### Given task
Pick out each line containing the string "document".

(Part of a data file)
════════════════
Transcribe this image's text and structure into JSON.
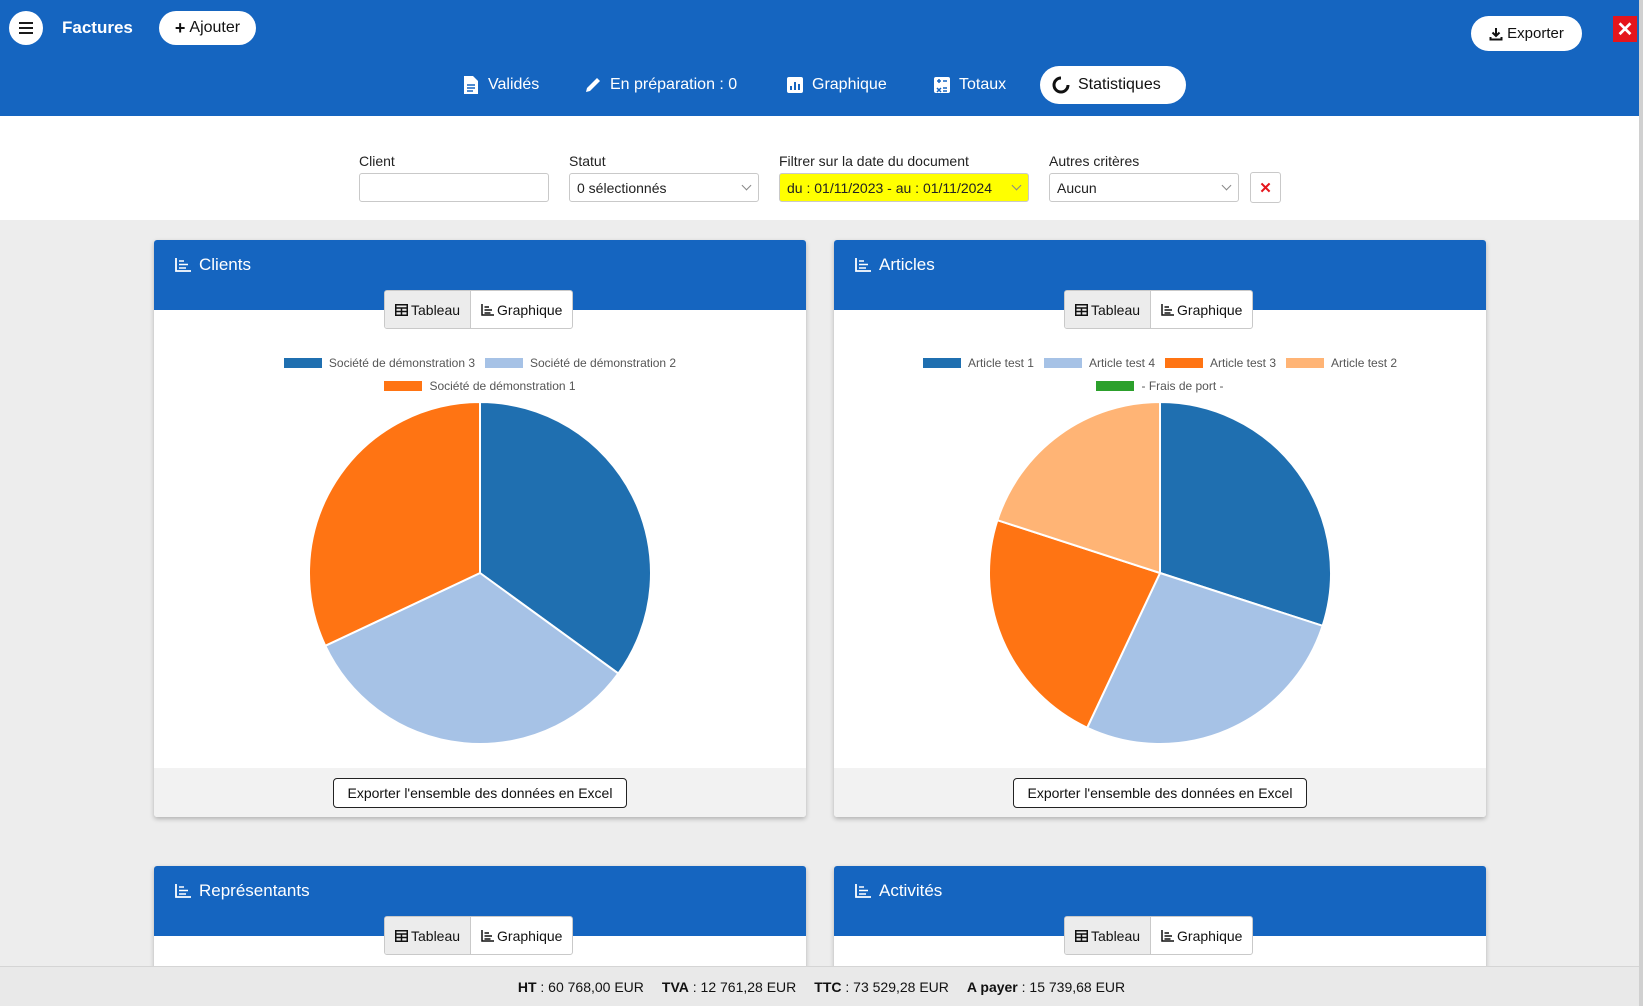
{
  "header": {
    "title": "Factures",
    "add_label": "Ajouter",
    "export_label": "Exporter",
    "close_label": "✕",
    "brand_color": "#1565c0"
  },
  "tabs": [
    {
      "label": "Validés",
      "icon": "document-icon"
    },
    {
      "label": "En préparation : 0",
      "icon": "pencil-icon"
    },
    {
      "label": "Graphique",
      "icon": "bar-chart-icon"
    },
    {
      "label": "Totaux",
      "icon": "calculator-icon"
    },
    {
      "label": "Statistiques",
      "icon": "circle-notch-icon",
      "active": true
    }
  ],
  "filters": {
    "client_label": "Client",
    "client_value": "",
    "status_label": "Statut",
    "status_value": "0 sélectionnés",
    "date_label": "Filtrer sur la date du document",
    "date_value": "du : 01/11/2023 - au : 01/11/2024",
    "other_label": "Autres critères",
    "other_value": "Aucun"
  },
  "cards": {
    "clients": {
      "title": "Clients",
      "toggle_table": "Tableau",
      "toggle_chart": "Graphique",
      "excel_label": "Exporter l'ensemble des données en Excel"
    },
    "articles": {
      "title": "Articles",
      "toggle_table": "Tableau",
      "toggle_chart": "Graphique",
      "excel_label": "Exporter l'ensemble des données en Excel"
    },
    "representants": {
      "title": "Représentants",
      "toggle_table": "Tableau",
      "toggle_chart": "Graphique"
    },
    "activites": {
      "title": "Activités",
      "toggle_table": "Tableau",
      "toggle_chart": "Graphique"
    }
  },
  "chart_data": [
    {
      "type": "pie",
      "title": "Clients",
      "categories": [
        "Société de démonstration 3",
        "Société de démonstration 2",
        "Société de démonstration 1"
      ],
      "values": [
        35,
        33,
        32
      ],
      "colors": [
        "#1f6fb0",
        "#a6c2e6",
        "#ff7413"
      ]
    },
    {
      "type": "pie",
      "title": "Articles",
      "categories": [
        "Article test 1",
        "Article test 4",
        "Article test 3",
        "Article test 2",
        "- Frais de port -"
      ],
      "values": [
        30,
        27,
        23,
        20,
        0
      ],
      "colors": [
        "#1f6fb0",
        "#a6c2e6",
        "#ff7413",
        "#ffb475",
        "#2ca02c"
      ]
    }
  ],
  "totals": {
    "ht_label": "HT",
    "ht_value": "60 768,00 EUR",
    "tva_label": "TVA",
    "tva_value": "12 761,28 EUR",
    "ttc_label": "TTC",
    "ttc_value": "73 529,28 EUR",
    "pay_label": "A payer",
    "pay_value": "15 739,68 EUR"
  }
}
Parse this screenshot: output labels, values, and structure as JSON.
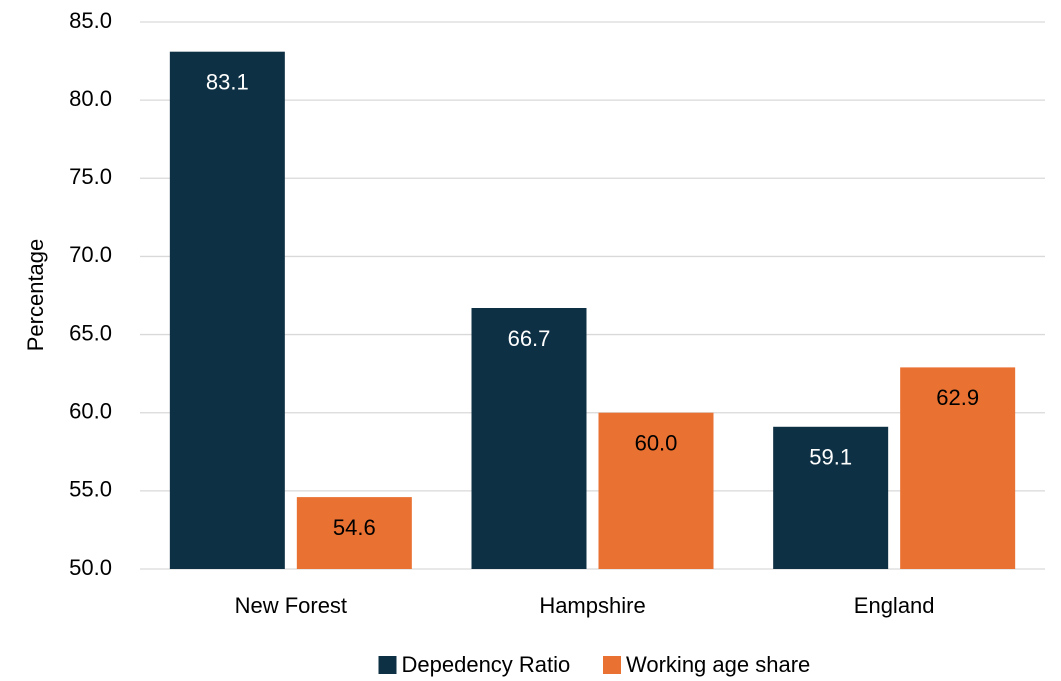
════════════════
### Solution to the problem
      "icon": "document-icon"
    "date_label": "Filtrer sur la date du document",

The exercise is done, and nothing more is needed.